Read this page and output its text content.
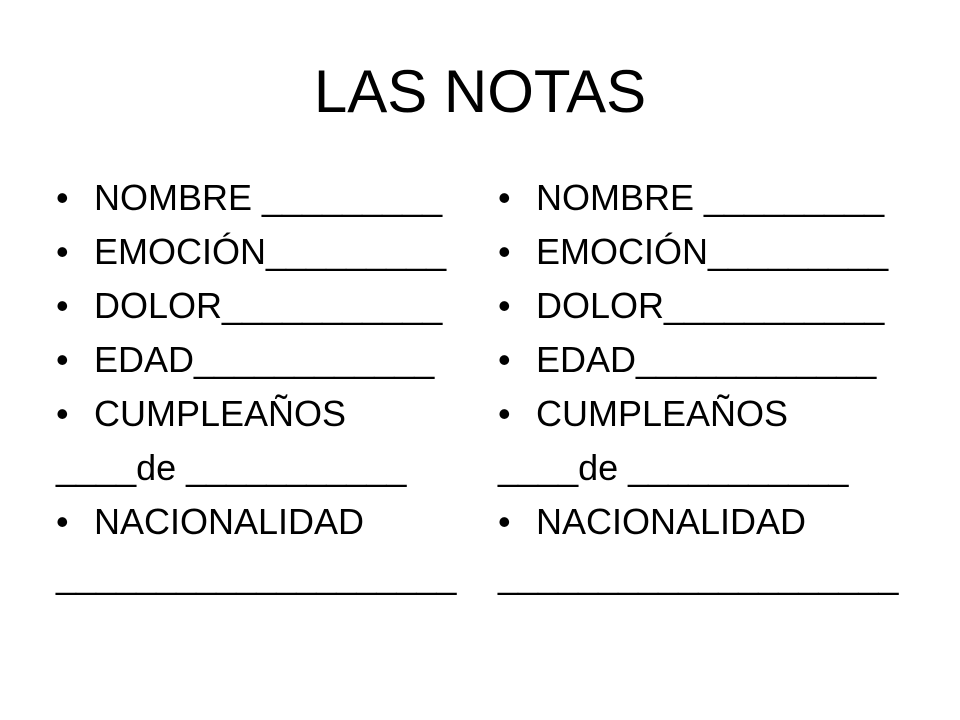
LAS NOTAS
• NOMBRE _________
• EMOCIÓN_________
• DOLOR___________
• EDAD____________
• CUMPLEAÑOS
____de ___________
• NACIONALIDAD
____________________
• NOMBRE _________
• EMOCIÓN_________
• DOLOR___________
• EDAD____________
• CUMPLEAÑOS
____de ___________
• NACIONALIDAD
____________________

** GOAL **
Your task is to transcribe all of the records precisely, with no images included.

** TASK OUTPUT **
Read this page and output its text content.
LAS NOTAS
• NOMBRE _________
• EMOCIÓN_________
• DOLOR___________
• EDAD____________
• CUMPLEAÑOS
____de ___________
• NACIONALIDAD
____________________
• NOMBRE _________
• EMOCIÓN_________
• DOLOR___________
• EDAD____________
• CUMPLEAÑOS
____de ___________
• NACIONALIDAD
____________________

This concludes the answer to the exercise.